- [GIVEN INSTRUCTION] In the records below, find each line containing the word "employees" and copy it.

Dataset entries:
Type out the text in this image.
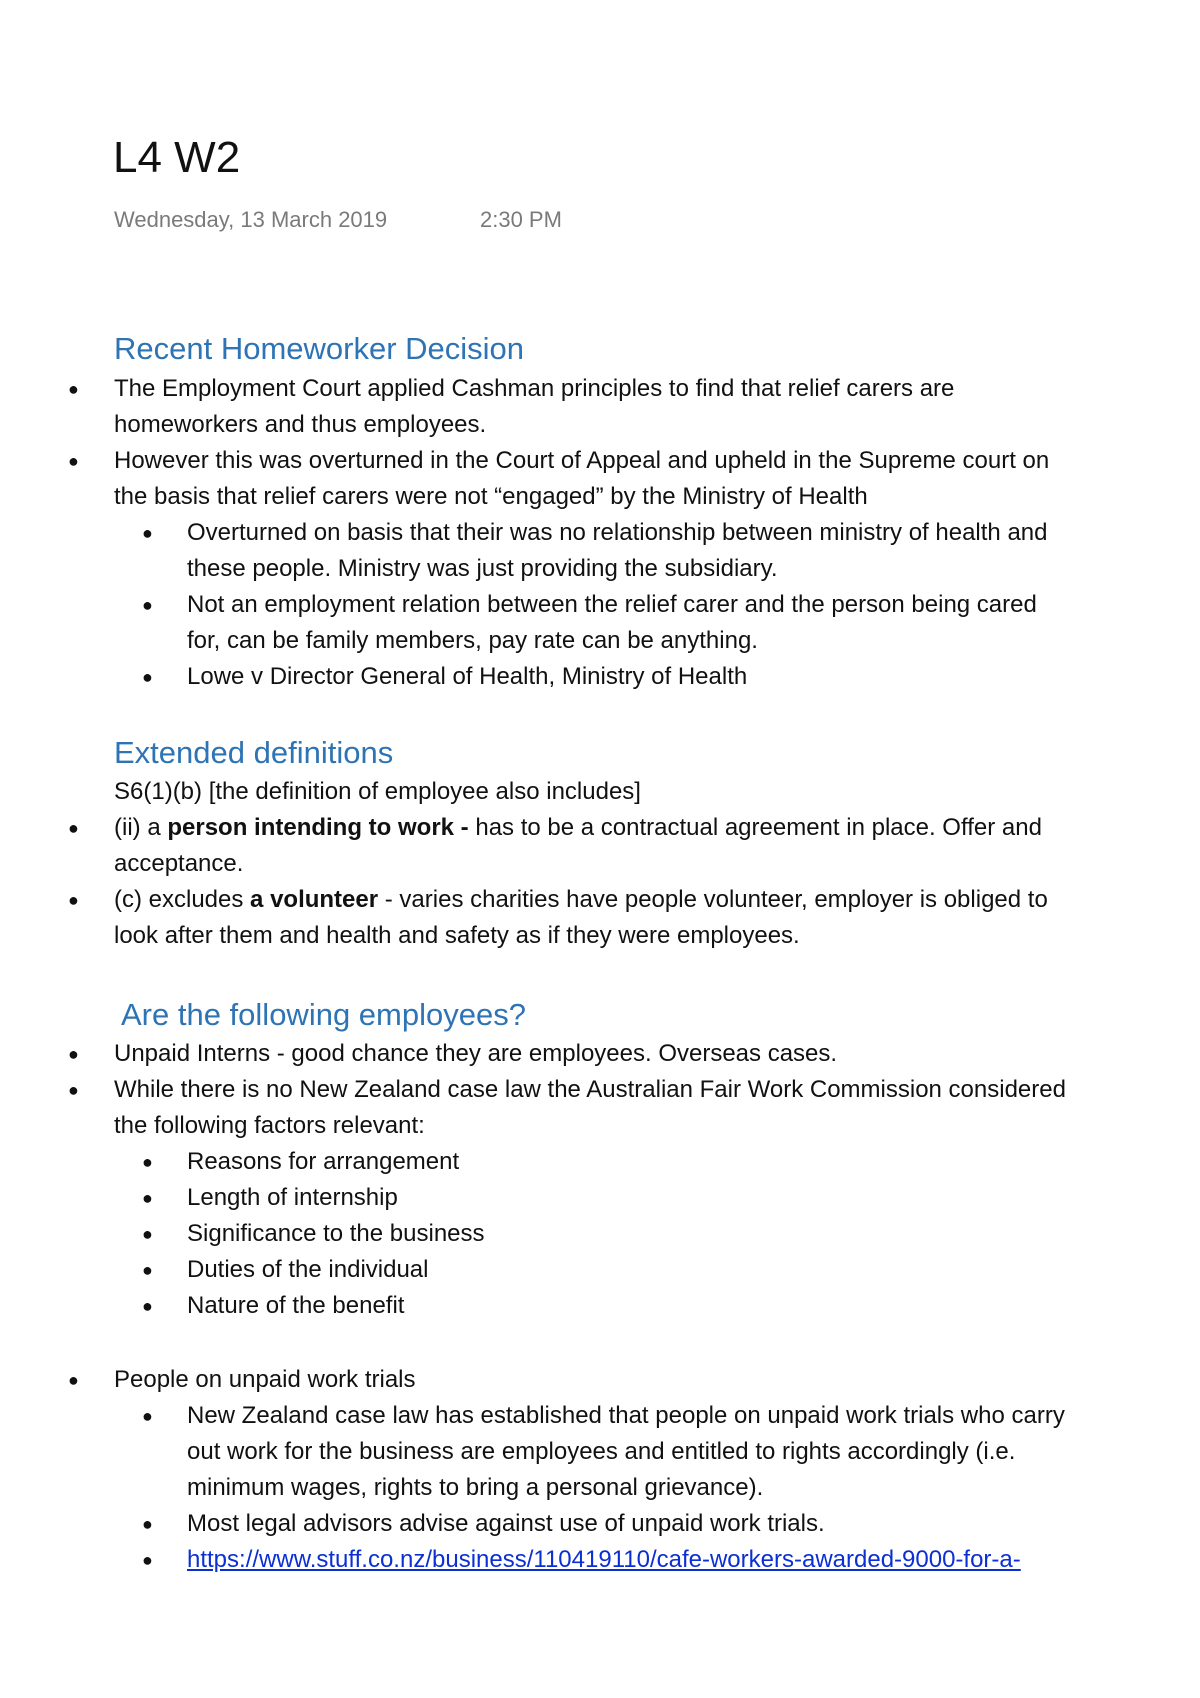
L4 W2
Wednesday, 13 March 2019	2:30 PM
Recent Homeworker Decision
● The Employment Court applied Cashman principles to find that relief carers are
homeworkers and thus employees.
● However this was overturned in the Court of Appeal and upheld in the Supreme court on
the basis that relief carers were not “engaged” by the Ministry of Health
● Overturned on basis that their was no relationship between ministry of health and
these people. Ministry was just providing the subsidiary.
● Not an employment relation between the relief carer and the person being cared
for, can be family members, pay rate can be anything.
● Lowe v Director General of Health, Ministry of Health
Extended definitions
S6(1)(b) [the definition of employee also includes]
● (ii) a person intending to work - has to be a contractual agreement in place. Offer and
acceptance.
● (c) excludes a volunteer - varies charities have people volunteer, employer is obliged to
look after them and health and safety as if they were employees.
Are the following employees?
● Unpaid Interns - good chance they are employees. Overseas cases.
● While there is no New Zealand case law the Australian Fair Work Commission considered
the following factors relevant:
● Reasons for arrangement
● Length of internship
● Significance to the business
● Duties of the individual
● Nature of the benefit
● People on unpaid work trials
● New Zealand case law has established that people on unpaid work trials who carry
out work for the business are employees and entitled to rights accordingly (i.e.
minimum wages, rights to bring a personal grievance).
● Most legal advisors advise against use of unpaid work trials.
● https://www.stuff.co.nz/business/110419110/cafe-workers-awarded-9000-for-a-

- [TASK SOLUTION]
homeworkers and thus employees.
look after them and health and safety as if they were employees.
Are the following employees?
● Unpaid Interns - good chance they are employees. Overseas cases.
out work for the business are employees and entitled to rights accordingly (i.e.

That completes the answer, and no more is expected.